Problem to work on
Output the records exactly as they appear, with no pictures included.

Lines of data
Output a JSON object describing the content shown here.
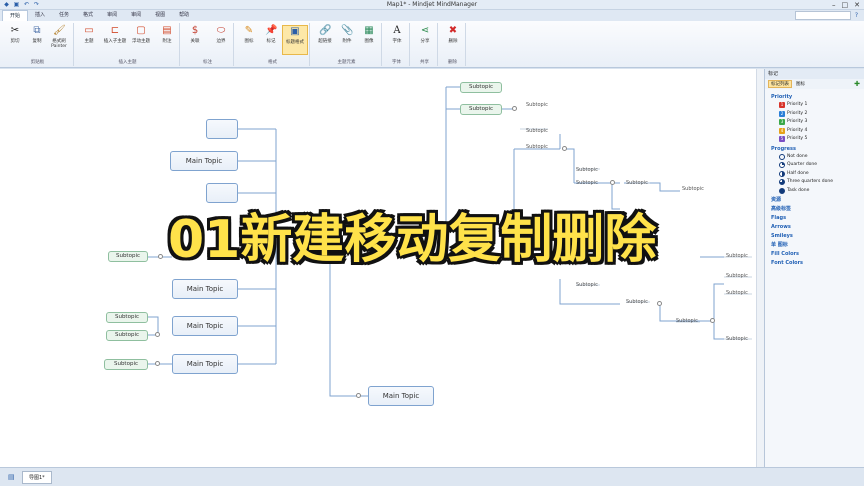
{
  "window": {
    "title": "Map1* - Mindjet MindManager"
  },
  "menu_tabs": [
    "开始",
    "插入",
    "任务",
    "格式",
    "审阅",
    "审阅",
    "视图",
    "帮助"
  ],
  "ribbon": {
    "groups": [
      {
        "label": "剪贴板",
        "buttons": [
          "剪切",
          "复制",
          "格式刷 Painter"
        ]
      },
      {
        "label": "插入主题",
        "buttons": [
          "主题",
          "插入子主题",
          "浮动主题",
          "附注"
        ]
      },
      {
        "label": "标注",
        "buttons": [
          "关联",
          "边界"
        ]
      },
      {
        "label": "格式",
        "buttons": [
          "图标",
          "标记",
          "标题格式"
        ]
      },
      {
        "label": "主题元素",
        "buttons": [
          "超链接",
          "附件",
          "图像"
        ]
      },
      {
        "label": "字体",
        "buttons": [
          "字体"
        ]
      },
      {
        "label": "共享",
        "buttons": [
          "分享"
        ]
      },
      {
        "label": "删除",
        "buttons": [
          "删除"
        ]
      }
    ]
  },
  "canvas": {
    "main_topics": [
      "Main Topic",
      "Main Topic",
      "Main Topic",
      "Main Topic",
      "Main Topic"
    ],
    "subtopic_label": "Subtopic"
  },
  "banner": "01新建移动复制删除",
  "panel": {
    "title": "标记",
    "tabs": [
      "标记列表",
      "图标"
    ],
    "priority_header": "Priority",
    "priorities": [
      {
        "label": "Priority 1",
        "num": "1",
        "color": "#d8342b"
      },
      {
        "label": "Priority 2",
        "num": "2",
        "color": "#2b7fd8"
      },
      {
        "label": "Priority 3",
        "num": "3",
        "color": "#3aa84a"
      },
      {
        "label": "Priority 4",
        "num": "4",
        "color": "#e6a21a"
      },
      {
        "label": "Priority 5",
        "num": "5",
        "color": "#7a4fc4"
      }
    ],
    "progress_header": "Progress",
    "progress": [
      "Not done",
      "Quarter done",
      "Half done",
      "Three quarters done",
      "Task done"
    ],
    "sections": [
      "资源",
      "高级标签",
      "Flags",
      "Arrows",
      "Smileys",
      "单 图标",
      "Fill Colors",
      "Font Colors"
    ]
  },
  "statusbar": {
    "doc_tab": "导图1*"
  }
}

Answer to this task
Output a JSON object describing the content shown here.
{
  "window": {
    "title": "Map1* - Mindjet MindManager"
  },
  "menu_tabs": [
    "开始",
    "插入",
    "任务",
    "格式",
    "审阅",
    "审阅",
    "视图",
    "帮助"
  ],
  "ribbon": {
    "groups": [
      {
        "label": "剪贴板",
        "buttons": [
          "剪切",
          "复制",
          "格式刷 Painter"
        ]
      },
      {
        "label": "插入主题",
        "buttons": [
          "主题",
          "插入子主题",
          "浮动主题",
          "附注"
        ]
      },
      {
        "label": "标注",
        "buttons": [
          "关联",
          "边界"
        ]
      },
      {
        "label": "格式",
        "buttons": [
          "图标",
          "标记",
          "标题格式"
        ]
      },
      {
        "label": "主题元素",
        "buttons": [
          "超链接",
          "附件",
          "图像"
        ]
      },
      {
        "label": "字体",
        "buttons": [
          "字体"
        ]
      },
      {
        "label": "共享",
        "buttons": [
          "分享"
        ]
      },
      {
        "label": "删除",
        "buttons": [
          "删除"
        ]
      }
    ]
  },
  "canvas": {
    "main_topics": [
      "Main Topic",
      "Main Topic",
      "Main Topic",
      "Main Topic",
      "Main Topic"
    ],
    "subtopic_label": "Subtopic"
  },
  "banner": "01新建移动复制删除",
  "panel": {
    "title": "标记",
    "tabs": [
      "标记列表",
      "图标"
    ],
    "priority_header": "Priority",
    "priorities": [
      {
        "label": "Priority 1",
        "num": "1",
        "color": "#d8342b"
      },
      {
        "label": "Priority 2",
        "num": "2",
        "color": "#2b7fd8"
      },
      {
        "label": "Priority 3",
        "num": "3",
        "color": "#3aa84a"
      },
      {
        "label": "Priority 4",
        "num": "4",
        "color": "#e6a21a"
      },
      {
        "label": "Priority 5",
        "num": "5",
        "color": "#7a4fc4"
      }
    ],
    "progress_header": "Progress",
    "progress": [
      "Not done",
      "Quarter done",
      "Half done",
      "Three quarters done",
      "Task done"
    ],
    "sections": [
      "资源",
      "高级标签",
      "Flags",
      "Arrows",
      "Smileys",
      "单 图标",
      "Fill Colors",
      "Font Colors"
    ]
  },
  "statusbar": {
    "doc_tab": "导图1*"
  }
}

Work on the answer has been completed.